■ **Do this**: How many of the lines below include "وسائره"? Give the number and no other words.

■ **Listed entries**:
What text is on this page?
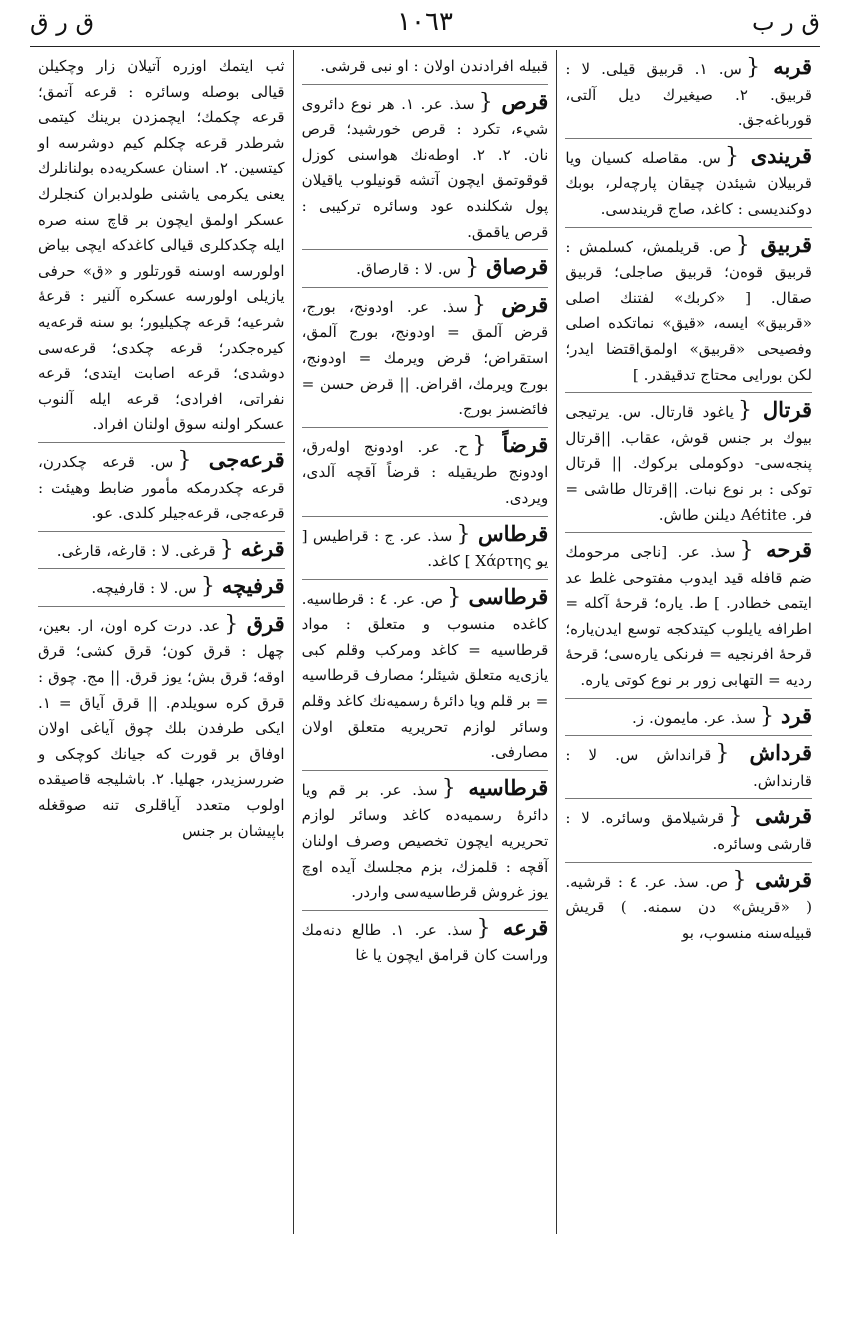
ق ر ق	١٠٦٣	ق ر ب

قربه‌ {س. ١. قربيق قيلى. لا : قربيق. ٢. صيغيرك ديل آلتى، قورباغه‌جق.

قريندى {س. مقاصله كسيان ويا قربيلان شيئدن چيقان پارچه‌لر، بوبك دوكنديسى : كاغد، صاج قريندسى.

قربيق {ص. قريلمش، كسلمش : قربيق قوه‌ن؛ قربيق صاجلى؛ قربيق صقال. [ «كربك» لفتنك اصلى «قربيق» ايسه، «قيق» نماتكده اصلى وفصيحى «قربيق» اولمق‌اقتضا ايدر؛ لكن بورايى محتاج تدقيقدر. ]

قرتال {ياغود قارتال. س. يرتيجى بيوك بر جنس قوش، عقاب. ||قرتال پنجه‌سى- دوكوملى بركوك. || قرتال توكى : بر نوع نبات. ||قرتال طاشى = فر. Aétite ديلنن طاش.

قرحه {سذ. عر. [ناجى مرحومك ضم قافله قيد ايدوب مفتوحى غلط عد ايتمى خطادر. ] ط. ياره؛ قرحهٔ آكله = اطرافه يايلوب كيتدكجه توسع ايدن‌ياره؛ قرحهٔ افرنجيه = فرنكى ياره‌سى؛ قرحهٔ رديه = التهابى زور بر نوع كوتى ياره.

قرد {سذ. عر. مايمون. ز.

قرداش {قرانداش س. لا : قارنداش.

قرشى {قرشيلامق وسائره. لا : قارشى وسائره.

قرشى {ص. سذ. عر. ٤ : قرشيه. ( «قريش» دن سمنه. ) قريش قبيله‌سنه منسوب، بو

قبيله افرادندن اولان : او نبى قرشى.

قرص {سذ. عر. ١. هر نوع دائروى شيء، تكرد : قرص خورشيد؛ قرص نان. ٢. ٢. اوطه‌نك هواسنى كوزل قوقوتمق ايچون آتشه قونيلوب ياقيلان پول شكلنده عود وسائره تركيبى : قرص ياقمق.

قرصاق {س. لا : قارصاق.

قرض {سذ. عر. اودونج، بورج، قرض آلمق = اودونج، بورج آلمق، استقراض؛ قرض ويرمك = اودونج، بورج ويرمك، اقراض. || قرض حسن = فائضسز بورج.

قرضاً {ح. عر. اودونج اوله‌رق، اودونج طريقيله : قرضاً آقچه آلدى، ويردى.

قرطاس {سذ. عر. ج : قراطيس [ يو Χάρτης ] كاغد.

قرطاسى {ص. عر. ٤ : قرطاسيه. كاغده منسوب و متعلق : مواد قرطاسيه = كاغد ومركب وقلم كبى يازى‌يه متعلق شيئلر؛ مصارف قرطاسيه = بر قلم ويا دائرهٔ رسميه‌نك كاغد وقلم وسائر لوازم تحريريه متعلق اولان مصارفى.

قرطاسيه {سذ. عر. بر قم ويا دائرهٔ رسميه‌ده كاغد وسائر لوازم تحريريه ايچون تخصيص وصرف اولنان آقچه : قلمزك، بزم مجلسك آيده اوچ يوز غروش قرطاسيه‌سى واردر.

قرعه {سذ. عر. ١. طالع دنه‌مك وراست كان قرامق ايچون يا غا

ثب ايتمك اوزره آتيلان زار وچكيلن قيالى بوصله وسائره : قرعه آتمق؛ قرعه چكمك؛ ايچمزدن برينك كيتمى شرطدر قرعه چكلم كيم دوشرسه او كيتسين. ٢. اسنان عسكريه‌ده بولنانلرك يعنى يكرمى ياشنى طولدبران كنجلرك عسكر اولمق ايچون بر قاچ سنه صره ايله چكدكلرى قيالى كاغدكه ايچى بياض اولورسه اوسنه قورتلور و «ق» حرفى يازيلى اولورسه عسكره آلنير : قرعهٔ شرعيه؛ قرعه چكيليور؛ بو سنه قرعه‌يه كيره‌جكدر؛ قرعه چكدى؛ قرعه‌سى دوشدى؛ قرعه اصابت ايتدى؛ قرعه نفراتى، افرادى؛ قرعه ايله آلنوب عسكر اولنه سوق اولنان افراد.

قرعه‌جى {س. قرعه چكدرن، قرعه چكدرمكه مأمور ضابط وهيئت : قرعه‌جى، قرعه‌جيلر كلدى. عو.

قرغه {قرغى. لا : قارغه، قارغى.

قرفيچه {س. لا : قارفيچه.

قرق {عد. درت كره اون، ار. بعين، چهل : قرق كون؛ قرق كشى؛ قرق اوقه؛ قرق بش؛ يوز قرق. || مج. چوق : قرق كره سويلدم. || قرق آياق = ١. ايكى طرفدن بلك چوق آياغى اولان اوفاق بر قورت كه جيانك كوچكى و ضررسزيدر، جهليا. ٢. باشليجه قاصيقده اولوب متعدد آياقلرى تنه صوقغله باپيشان بر جنس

■ **Solution to this exercise**: 3